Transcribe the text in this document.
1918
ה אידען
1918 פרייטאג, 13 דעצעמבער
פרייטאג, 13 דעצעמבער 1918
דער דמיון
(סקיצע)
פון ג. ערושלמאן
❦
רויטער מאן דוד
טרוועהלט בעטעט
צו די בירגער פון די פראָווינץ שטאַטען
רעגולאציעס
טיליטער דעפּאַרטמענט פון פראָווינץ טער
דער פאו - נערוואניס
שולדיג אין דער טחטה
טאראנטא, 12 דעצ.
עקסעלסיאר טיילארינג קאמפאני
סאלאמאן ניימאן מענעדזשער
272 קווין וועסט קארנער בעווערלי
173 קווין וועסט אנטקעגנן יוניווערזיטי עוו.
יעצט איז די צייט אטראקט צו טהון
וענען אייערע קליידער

──────────

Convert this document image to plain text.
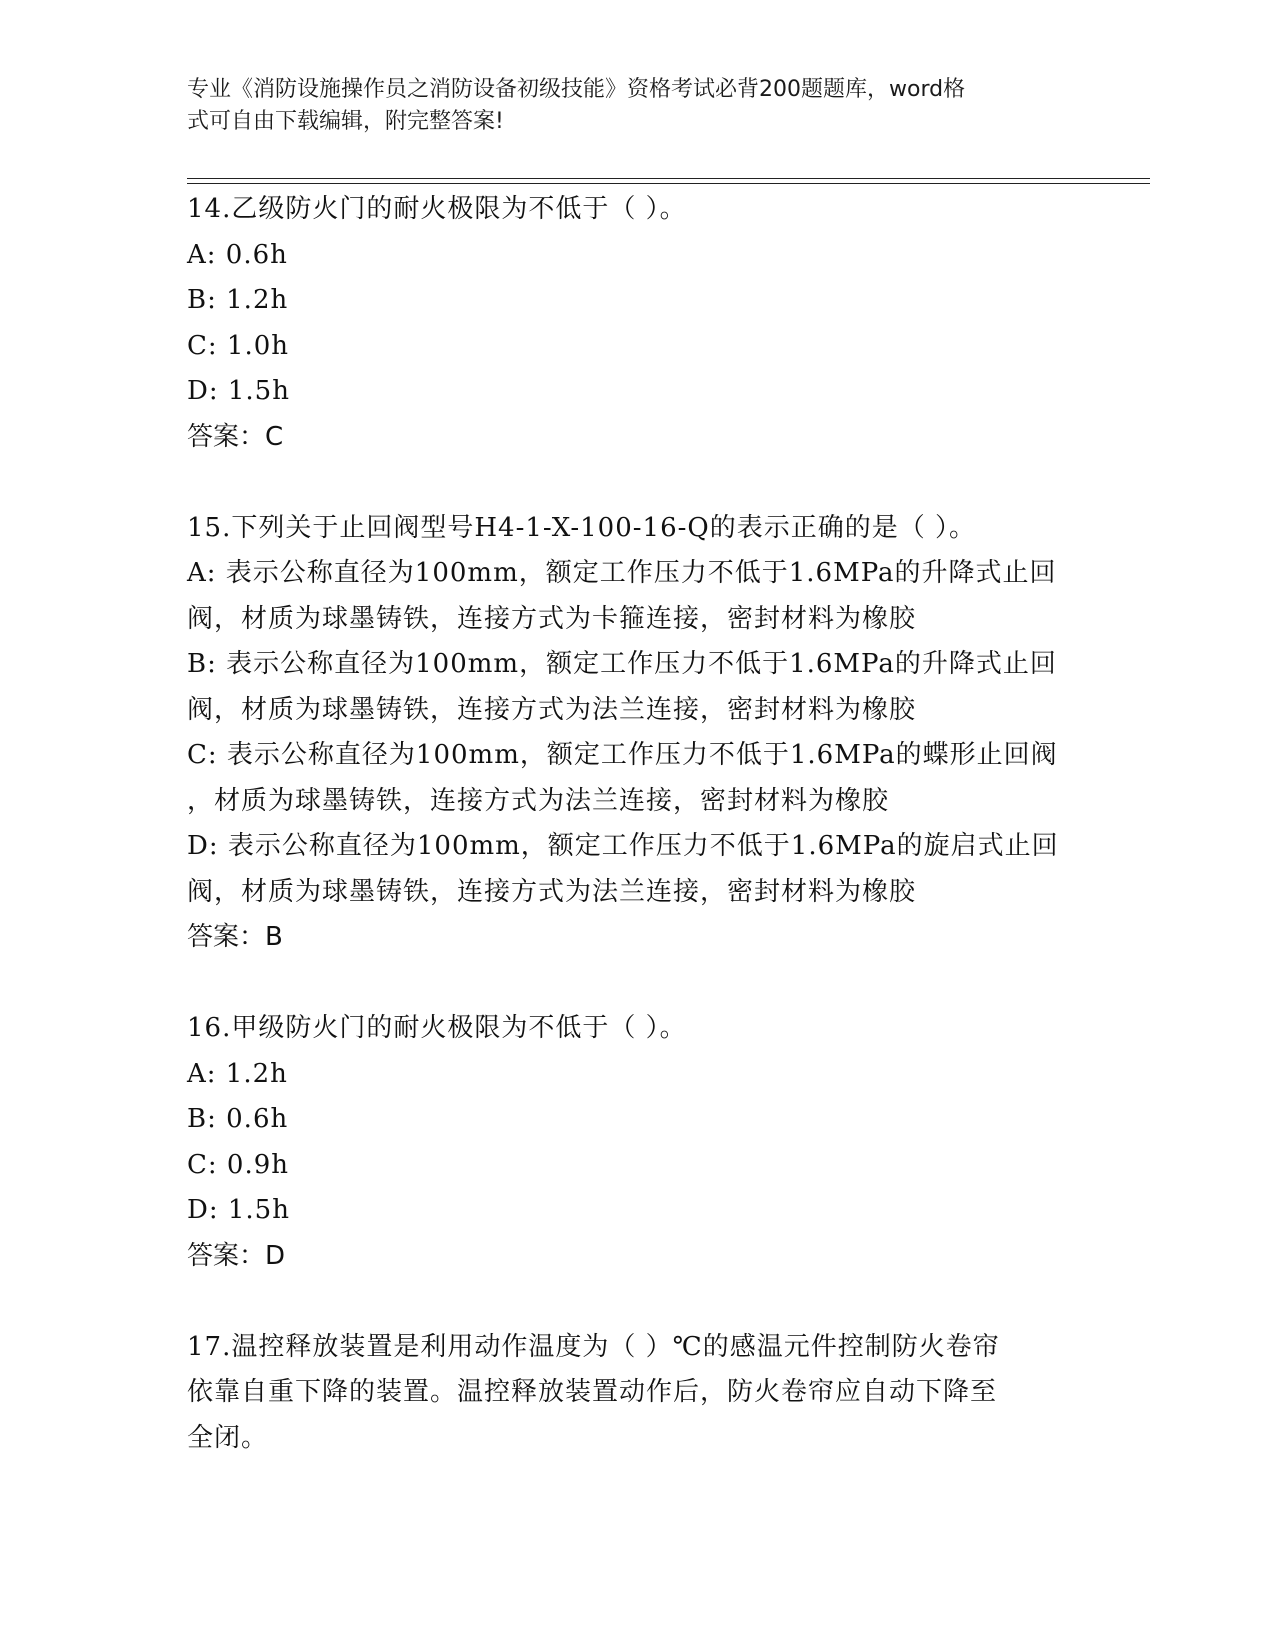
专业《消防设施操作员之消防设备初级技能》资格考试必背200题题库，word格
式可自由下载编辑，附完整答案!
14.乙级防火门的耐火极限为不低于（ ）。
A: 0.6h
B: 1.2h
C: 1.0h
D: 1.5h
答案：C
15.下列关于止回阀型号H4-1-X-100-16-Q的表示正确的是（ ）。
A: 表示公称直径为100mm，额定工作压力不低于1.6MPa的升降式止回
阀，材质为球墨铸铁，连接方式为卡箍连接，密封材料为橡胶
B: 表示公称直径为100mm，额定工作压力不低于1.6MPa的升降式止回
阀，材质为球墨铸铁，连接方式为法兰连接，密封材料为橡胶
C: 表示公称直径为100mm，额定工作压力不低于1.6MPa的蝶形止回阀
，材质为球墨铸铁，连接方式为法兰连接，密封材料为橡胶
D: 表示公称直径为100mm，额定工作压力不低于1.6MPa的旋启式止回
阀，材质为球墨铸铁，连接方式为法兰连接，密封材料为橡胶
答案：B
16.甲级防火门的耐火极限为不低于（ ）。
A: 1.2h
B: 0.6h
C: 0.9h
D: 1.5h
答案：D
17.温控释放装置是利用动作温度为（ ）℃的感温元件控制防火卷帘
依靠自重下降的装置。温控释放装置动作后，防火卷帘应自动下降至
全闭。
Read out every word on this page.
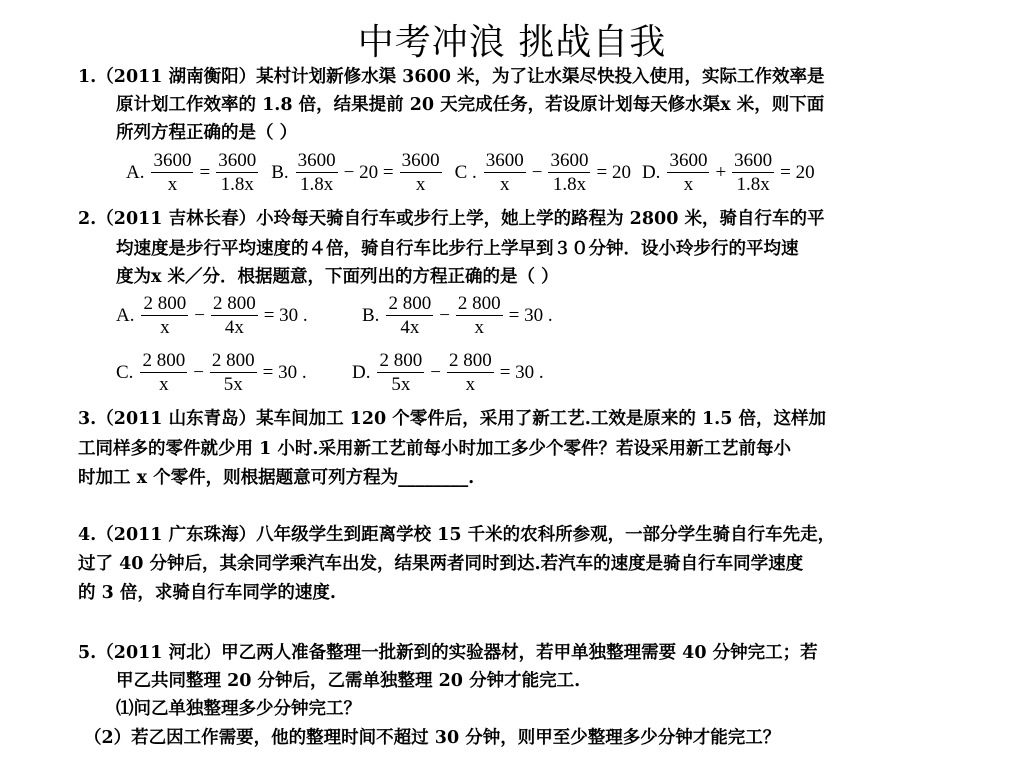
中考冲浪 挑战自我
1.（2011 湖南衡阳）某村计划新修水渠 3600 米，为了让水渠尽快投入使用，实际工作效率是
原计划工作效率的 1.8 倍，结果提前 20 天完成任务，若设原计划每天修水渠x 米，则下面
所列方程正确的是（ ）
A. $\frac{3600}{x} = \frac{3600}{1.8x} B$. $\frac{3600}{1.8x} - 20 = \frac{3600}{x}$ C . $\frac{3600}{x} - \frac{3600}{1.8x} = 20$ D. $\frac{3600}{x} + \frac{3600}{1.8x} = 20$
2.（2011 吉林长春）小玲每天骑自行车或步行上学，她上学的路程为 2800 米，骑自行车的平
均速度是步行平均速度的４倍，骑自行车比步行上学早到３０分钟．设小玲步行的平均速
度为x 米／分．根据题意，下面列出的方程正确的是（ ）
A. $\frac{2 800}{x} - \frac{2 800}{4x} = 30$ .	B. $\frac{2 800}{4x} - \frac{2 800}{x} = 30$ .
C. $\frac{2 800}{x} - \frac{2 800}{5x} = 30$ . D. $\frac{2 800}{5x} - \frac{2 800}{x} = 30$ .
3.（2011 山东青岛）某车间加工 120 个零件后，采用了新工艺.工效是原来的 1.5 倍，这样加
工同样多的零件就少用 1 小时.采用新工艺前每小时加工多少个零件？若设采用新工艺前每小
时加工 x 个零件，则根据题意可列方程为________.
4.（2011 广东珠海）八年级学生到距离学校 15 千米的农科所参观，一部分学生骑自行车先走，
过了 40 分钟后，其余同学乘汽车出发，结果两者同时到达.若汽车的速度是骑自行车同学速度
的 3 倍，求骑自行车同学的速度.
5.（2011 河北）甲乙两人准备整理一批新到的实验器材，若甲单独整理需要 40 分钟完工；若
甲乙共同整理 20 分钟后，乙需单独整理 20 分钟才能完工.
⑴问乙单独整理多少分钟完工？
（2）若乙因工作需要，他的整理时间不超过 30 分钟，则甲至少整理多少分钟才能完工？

──────────

#### [To do]
Pick out all lines containing the string "this".

#### [Solution]
Transcribe the text in this document.
Convert this document image to plain text.
Read out every word on this page.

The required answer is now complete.